start MATERIAL FOR THIS TASK

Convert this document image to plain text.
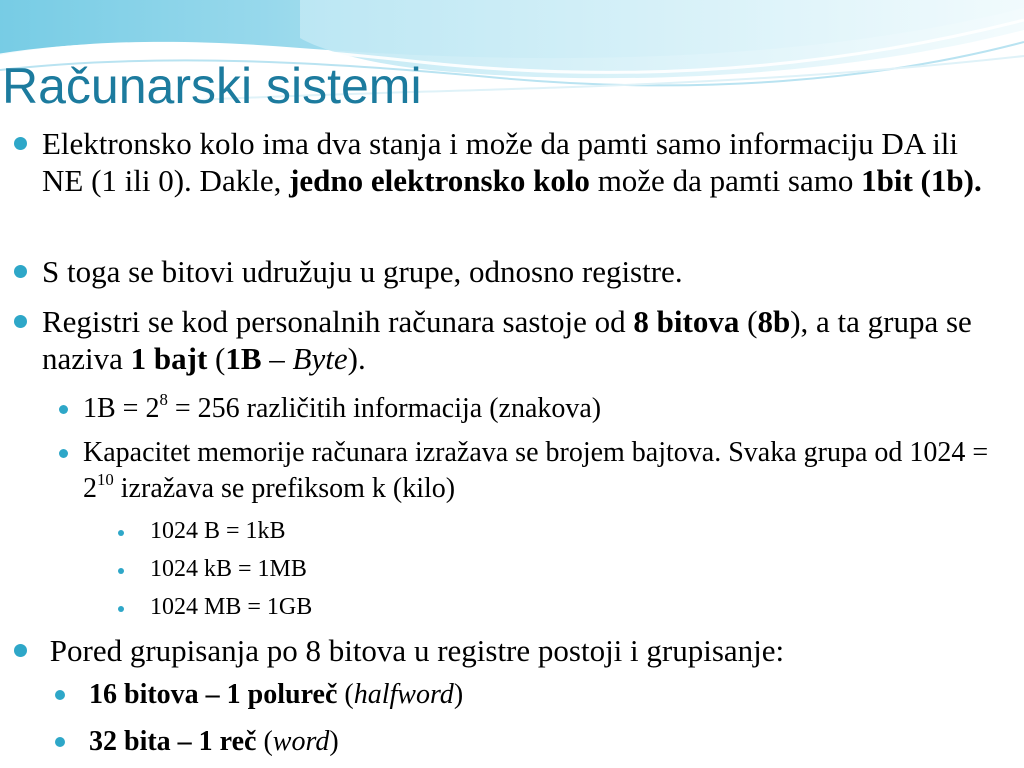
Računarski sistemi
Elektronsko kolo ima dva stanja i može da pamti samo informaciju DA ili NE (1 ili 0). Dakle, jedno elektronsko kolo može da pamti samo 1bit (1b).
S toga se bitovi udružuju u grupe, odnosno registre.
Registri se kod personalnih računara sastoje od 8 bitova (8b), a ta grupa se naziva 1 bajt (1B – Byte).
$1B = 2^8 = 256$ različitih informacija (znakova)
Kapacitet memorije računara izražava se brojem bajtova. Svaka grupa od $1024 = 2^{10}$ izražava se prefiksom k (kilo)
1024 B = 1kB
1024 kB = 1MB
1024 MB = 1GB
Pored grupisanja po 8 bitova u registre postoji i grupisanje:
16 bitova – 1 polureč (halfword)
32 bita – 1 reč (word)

end MATERIAL FOR THIS TASK
start MATERIAL FOR THIS TASK

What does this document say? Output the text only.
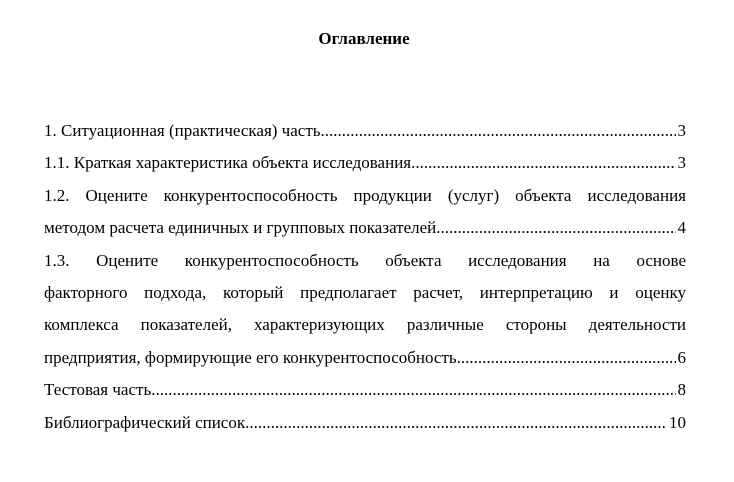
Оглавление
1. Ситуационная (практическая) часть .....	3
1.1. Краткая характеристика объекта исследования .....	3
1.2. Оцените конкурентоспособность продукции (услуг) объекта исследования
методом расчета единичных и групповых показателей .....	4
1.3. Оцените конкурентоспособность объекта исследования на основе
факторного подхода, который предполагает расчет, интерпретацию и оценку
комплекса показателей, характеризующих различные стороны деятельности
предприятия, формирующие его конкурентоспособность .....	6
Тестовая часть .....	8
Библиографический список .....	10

end MATERIAL FOR THIS TASK

> [TASK DIRECTIONS]
Pick out every line above that holds the word "registre" and copy it.

> [SOLVED EXERCISE]
S toga se bitovi udružuju u grupe, odnosno registre.
Pored grupisanja po 8 bitova u registre postoji i grupisanje:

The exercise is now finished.